Items listed in a dataset
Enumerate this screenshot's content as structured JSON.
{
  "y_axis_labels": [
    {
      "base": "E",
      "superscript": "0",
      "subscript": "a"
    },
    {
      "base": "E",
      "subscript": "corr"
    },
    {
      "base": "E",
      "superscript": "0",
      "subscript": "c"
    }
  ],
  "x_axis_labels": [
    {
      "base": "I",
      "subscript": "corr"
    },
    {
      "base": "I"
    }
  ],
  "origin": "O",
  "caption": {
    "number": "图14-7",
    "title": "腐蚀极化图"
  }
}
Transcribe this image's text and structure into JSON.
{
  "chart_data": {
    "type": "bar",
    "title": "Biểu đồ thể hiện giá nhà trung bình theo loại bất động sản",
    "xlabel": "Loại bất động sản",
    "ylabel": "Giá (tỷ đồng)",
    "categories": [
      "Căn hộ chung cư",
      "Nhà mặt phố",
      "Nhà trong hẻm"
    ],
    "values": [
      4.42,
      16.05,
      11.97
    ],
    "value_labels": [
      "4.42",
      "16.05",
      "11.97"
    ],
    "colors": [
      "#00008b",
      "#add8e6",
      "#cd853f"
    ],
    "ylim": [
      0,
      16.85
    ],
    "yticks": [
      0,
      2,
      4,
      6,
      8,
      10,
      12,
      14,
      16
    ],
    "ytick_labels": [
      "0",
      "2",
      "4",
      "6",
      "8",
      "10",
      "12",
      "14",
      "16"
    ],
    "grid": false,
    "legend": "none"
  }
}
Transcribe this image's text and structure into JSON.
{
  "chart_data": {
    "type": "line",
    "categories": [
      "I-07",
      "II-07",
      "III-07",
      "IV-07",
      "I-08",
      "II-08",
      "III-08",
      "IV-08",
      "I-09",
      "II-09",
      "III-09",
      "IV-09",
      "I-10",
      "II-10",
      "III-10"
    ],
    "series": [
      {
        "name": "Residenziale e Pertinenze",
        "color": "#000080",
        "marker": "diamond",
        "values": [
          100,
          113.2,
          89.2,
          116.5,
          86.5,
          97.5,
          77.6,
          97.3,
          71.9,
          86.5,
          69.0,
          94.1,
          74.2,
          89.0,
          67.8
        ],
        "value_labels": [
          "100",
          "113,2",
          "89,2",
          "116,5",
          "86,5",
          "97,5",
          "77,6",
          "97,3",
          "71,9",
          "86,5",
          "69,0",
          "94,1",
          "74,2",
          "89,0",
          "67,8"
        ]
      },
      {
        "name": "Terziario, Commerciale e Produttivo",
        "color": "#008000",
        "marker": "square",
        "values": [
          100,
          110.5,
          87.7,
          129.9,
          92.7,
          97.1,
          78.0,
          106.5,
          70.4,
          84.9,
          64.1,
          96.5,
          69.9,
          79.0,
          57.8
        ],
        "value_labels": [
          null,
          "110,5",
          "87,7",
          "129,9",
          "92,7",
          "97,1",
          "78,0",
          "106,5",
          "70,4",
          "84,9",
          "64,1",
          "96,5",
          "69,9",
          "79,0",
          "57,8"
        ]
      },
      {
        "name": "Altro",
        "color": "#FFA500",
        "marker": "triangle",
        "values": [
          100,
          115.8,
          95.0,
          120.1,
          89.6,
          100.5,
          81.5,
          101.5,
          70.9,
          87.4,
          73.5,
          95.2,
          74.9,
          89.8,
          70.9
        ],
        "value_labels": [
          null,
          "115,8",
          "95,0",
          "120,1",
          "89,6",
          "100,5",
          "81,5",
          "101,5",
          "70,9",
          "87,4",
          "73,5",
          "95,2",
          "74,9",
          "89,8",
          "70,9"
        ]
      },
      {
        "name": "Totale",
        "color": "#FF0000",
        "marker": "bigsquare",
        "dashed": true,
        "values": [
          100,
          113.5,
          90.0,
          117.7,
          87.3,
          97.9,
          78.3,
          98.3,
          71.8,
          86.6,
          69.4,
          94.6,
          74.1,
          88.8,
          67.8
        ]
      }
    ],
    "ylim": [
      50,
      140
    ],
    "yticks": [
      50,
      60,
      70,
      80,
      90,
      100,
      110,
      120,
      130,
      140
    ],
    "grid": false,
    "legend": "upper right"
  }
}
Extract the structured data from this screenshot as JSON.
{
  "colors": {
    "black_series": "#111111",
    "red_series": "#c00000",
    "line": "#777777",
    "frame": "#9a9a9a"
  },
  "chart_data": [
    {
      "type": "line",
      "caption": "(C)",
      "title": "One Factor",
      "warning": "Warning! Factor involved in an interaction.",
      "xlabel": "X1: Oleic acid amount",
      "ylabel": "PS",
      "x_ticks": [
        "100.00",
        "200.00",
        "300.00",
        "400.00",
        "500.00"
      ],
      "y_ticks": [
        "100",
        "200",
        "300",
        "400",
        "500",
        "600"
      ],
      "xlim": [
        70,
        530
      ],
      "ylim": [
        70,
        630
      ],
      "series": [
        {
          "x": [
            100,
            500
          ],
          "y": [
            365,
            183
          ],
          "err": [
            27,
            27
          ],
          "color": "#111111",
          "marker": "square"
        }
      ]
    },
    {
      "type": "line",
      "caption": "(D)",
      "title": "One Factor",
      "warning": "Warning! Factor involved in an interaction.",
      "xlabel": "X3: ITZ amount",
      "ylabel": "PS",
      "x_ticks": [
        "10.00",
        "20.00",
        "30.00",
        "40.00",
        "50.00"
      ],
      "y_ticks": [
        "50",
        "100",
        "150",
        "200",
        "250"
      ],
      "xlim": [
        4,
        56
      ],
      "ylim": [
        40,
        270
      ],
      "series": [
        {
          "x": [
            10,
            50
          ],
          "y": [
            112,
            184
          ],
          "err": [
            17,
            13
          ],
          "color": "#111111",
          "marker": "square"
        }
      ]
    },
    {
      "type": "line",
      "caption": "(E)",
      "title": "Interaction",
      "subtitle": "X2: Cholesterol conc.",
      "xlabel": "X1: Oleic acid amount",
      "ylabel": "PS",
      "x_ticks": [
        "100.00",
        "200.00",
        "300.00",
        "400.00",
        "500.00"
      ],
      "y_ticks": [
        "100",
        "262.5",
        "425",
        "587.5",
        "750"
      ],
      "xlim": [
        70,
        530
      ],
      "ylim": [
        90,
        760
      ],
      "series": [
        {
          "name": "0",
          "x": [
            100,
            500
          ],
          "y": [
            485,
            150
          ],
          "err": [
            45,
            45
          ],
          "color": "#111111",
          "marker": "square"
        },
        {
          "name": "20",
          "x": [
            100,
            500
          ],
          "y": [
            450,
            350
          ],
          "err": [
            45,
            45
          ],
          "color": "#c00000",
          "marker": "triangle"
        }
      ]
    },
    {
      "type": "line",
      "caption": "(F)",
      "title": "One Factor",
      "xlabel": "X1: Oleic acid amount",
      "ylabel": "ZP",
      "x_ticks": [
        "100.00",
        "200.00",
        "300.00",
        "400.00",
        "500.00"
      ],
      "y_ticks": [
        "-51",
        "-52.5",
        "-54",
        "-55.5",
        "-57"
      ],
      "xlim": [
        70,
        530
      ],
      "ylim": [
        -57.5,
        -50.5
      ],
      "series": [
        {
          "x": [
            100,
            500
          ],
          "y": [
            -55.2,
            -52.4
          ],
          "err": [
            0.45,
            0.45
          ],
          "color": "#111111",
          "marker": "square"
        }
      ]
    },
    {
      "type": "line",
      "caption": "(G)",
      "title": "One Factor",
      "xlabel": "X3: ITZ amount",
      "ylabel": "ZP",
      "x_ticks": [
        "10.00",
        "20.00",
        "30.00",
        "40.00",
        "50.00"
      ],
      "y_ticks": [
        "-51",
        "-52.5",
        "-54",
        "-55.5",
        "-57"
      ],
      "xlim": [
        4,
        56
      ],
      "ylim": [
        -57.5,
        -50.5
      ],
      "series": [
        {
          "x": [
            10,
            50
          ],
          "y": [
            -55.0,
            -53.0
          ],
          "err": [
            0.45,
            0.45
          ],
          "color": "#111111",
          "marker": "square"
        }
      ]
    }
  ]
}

- _Exercise description_: Go through the records above and copy every line with the word "this".

- _Correct answer_:
Enumerate this screenshot's content as structured JSON.
Transcribe this image's text and structure into JSON.
Transcribe this image's text and structure into JSON.
Extract the structured data from this screenshot as JSON.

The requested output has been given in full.